------ DATA PROVIDED ------

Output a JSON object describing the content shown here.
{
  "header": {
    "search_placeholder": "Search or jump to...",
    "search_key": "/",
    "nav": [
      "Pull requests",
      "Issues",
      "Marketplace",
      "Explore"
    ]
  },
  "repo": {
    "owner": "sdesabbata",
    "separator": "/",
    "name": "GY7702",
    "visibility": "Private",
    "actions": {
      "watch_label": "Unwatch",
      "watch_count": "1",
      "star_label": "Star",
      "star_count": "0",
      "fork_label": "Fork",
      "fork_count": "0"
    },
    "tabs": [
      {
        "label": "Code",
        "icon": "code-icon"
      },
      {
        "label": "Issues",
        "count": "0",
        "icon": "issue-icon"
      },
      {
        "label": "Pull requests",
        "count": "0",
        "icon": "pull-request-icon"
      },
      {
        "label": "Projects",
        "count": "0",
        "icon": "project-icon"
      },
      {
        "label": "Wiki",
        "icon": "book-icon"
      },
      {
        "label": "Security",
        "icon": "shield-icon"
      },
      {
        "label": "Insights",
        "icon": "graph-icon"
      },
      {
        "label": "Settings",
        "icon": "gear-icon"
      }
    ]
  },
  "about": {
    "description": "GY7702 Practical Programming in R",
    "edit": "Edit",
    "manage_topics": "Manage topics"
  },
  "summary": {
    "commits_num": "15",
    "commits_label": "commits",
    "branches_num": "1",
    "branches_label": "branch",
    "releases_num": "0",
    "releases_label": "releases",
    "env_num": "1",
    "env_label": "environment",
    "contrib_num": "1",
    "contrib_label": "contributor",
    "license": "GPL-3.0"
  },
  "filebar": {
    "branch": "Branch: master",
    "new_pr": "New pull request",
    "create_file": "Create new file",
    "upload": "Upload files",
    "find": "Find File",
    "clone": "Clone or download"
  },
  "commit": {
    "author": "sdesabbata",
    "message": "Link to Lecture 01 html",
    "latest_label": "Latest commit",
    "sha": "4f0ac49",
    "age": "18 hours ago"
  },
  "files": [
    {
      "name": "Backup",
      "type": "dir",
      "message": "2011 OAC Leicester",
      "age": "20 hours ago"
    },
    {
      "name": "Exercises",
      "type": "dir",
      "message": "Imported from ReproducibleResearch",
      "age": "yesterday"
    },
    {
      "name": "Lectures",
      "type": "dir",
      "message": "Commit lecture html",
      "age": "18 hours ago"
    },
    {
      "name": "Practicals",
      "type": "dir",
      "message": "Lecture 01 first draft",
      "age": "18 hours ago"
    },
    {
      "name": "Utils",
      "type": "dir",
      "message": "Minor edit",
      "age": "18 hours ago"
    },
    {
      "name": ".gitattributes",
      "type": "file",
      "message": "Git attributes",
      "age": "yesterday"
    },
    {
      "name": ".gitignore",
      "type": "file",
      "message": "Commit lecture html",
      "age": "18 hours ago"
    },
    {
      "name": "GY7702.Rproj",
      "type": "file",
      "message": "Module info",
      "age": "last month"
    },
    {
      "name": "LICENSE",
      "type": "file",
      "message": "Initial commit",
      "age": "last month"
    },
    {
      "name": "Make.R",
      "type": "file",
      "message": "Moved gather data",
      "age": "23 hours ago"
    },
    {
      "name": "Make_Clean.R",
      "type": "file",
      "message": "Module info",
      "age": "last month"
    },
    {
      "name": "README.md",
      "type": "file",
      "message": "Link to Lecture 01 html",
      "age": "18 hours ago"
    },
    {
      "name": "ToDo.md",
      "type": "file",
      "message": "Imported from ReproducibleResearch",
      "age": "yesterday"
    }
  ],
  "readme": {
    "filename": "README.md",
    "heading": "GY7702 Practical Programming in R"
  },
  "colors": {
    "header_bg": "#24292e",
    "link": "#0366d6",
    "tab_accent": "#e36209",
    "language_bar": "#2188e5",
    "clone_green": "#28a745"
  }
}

------

Lines containing the word "html" must all be returned from the material above.

    "message": "Link to Lecture 01 html",
      "message": "Commit lecture html",
      "message": "Commit lecture html",
      "message": "Link to Lecture 01 html",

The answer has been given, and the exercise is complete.